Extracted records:
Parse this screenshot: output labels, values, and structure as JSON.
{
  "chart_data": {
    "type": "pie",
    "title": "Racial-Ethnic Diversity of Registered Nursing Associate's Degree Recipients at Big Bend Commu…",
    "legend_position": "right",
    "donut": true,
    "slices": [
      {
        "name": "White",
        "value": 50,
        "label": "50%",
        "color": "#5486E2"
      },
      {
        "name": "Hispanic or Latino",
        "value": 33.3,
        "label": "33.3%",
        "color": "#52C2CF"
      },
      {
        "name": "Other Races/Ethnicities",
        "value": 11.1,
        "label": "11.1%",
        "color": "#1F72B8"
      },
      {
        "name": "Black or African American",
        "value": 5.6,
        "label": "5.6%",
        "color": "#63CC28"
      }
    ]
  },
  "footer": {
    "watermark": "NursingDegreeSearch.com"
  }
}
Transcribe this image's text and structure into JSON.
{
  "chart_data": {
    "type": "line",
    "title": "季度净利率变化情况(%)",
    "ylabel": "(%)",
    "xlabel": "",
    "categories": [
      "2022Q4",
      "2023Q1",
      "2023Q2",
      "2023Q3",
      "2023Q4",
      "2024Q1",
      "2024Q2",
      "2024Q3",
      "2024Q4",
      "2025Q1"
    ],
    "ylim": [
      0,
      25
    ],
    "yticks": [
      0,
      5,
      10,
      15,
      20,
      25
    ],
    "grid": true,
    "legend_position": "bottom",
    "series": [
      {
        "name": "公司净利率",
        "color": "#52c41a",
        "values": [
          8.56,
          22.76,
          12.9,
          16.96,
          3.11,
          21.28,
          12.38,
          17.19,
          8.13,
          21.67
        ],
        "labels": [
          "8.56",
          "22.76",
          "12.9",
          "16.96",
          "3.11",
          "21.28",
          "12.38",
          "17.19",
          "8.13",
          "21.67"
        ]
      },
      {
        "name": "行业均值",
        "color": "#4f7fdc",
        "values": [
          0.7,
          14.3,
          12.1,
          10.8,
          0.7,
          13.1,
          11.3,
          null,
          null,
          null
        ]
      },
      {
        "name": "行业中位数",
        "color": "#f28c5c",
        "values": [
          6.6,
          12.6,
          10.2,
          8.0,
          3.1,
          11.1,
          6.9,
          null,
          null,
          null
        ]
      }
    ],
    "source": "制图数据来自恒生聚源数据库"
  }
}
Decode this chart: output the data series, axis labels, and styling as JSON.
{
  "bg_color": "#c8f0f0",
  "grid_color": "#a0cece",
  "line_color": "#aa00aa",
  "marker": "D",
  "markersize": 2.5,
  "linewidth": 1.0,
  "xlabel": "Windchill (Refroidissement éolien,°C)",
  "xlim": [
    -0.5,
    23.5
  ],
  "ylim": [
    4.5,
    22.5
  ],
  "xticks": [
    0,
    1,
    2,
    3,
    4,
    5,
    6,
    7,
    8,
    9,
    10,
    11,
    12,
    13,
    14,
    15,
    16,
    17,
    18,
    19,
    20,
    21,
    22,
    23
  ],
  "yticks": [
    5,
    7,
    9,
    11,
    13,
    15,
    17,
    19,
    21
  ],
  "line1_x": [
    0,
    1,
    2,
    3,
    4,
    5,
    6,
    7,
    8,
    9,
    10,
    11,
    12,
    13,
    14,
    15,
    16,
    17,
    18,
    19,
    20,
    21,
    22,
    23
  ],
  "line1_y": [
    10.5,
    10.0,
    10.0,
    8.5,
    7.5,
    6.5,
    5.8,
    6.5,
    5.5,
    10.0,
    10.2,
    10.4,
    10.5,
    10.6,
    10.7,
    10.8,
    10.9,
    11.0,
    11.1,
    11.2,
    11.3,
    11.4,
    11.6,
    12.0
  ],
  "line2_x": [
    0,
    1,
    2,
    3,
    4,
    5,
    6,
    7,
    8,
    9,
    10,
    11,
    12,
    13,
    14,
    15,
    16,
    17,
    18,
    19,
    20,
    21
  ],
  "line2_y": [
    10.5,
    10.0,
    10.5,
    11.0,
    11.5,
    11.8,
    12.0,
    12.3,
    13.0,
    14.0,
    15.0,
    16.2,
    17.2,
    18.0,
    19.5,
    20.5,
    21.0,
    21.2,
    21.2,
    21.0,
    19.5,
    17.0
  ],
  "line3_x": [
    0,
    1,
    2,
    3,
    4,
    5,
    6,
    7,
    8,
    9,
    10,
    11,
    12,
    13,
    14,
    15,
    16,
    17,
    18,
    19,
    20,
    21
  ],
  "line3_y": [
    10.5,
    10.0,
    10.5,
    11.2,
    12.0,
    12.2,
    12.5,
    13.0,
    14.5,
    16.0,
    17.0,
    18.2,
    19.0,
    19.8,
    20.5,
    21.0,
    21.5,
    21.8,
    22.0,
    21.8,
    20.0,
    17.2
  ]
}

- _THE REQUEST_:
Among the records above, how many lines carry the string "series"? Reply with the number alone.

- _SOLUTION TO THIS TASK_:
2